Items from a data source:
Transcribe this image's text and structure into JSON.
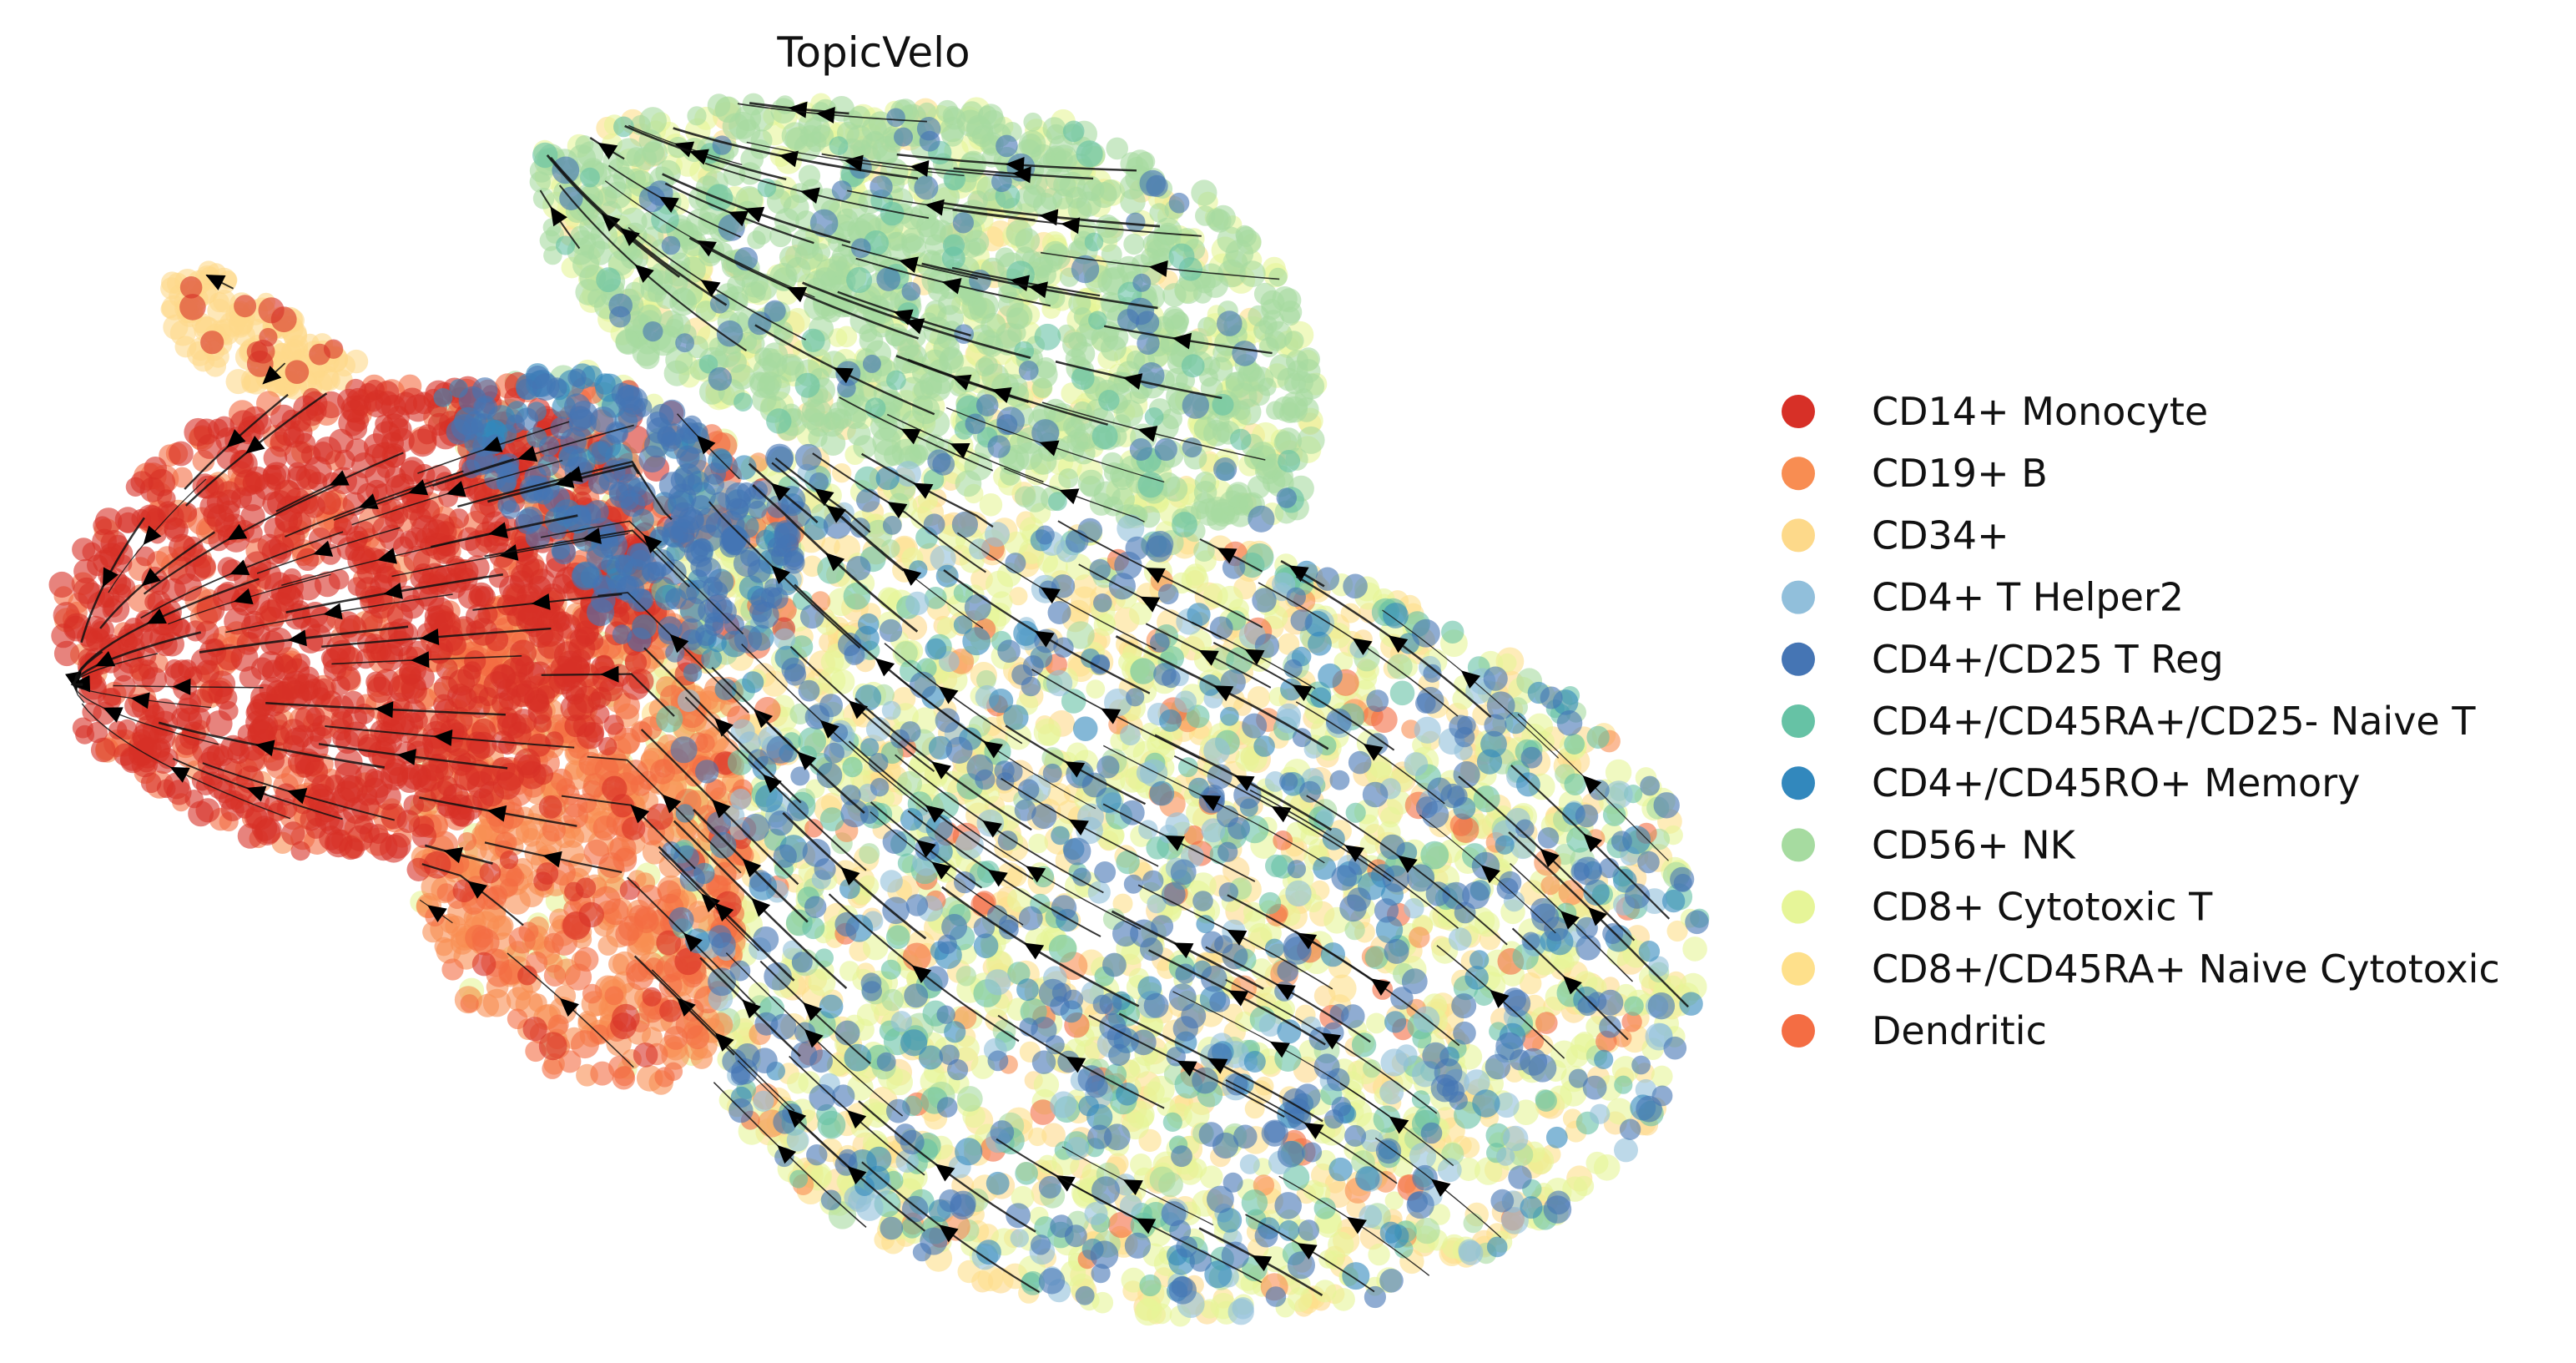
{
  "chart_data": {
    "type": "scatter",
    "subtype": "embedding scatter with RNA velocity streamlines",
    "title": "TopicVelo",
    "xlabel": "",
    "ylabel": "",
    "axes_visible": false,
    "grid": false,
    "legend_position": "right",
    "categories": [
      {
        "label": "CD14+ Monocyte",
        "color": "#d73027"
      },
      {
        "label": "CD19+ B",
        "color": "#f88d52"
      },
      {
        "label": "CD34+",
        "color": "#fdd98a"
      },
      {
        "label": "CD4+ T Helper2",
        "color": "#91bfdb"
      },
      {
        "label": "CD4+/CD25 T Reg",
        "color": "#4575b4"
      },
      {
        "label": "CD4+/CD45RA+/CD25- Naive T",
        "color": "#66c2a5"
      },
      {
        "label": "CD4+/CD45RO+ Memory",
        "color": "#3288bd"
      },
      {
        "label": "CD56+ NK",
        "color": "#a6dba0"
      },
      {
        "label": "CD8+ Cytotoxic T",
        "color": "#e6f598"
      },
      {
        "label": "CD8+/CD45RA+ Naive Cytotoxic",
        "color": "#fee08b"
      },
      {
        "label": "Dendritic",
        "color": "#f46d43"
      }
    ],
    "embedding_extent": {
      "x": [
        0,
        1
      ],
      "y": [
        0,
        1
      ]
    },
    "point_opacity": 0.6
  }
}
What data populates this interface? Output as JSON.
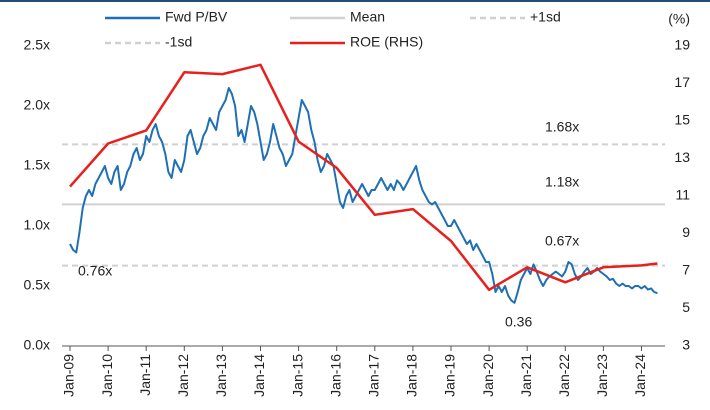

> WHAT YOU NEED TO DO:
Note how many lines in the material hold the word "JSON", and give that number with nothing added.

> RESPONSE TO THIS TASK:
2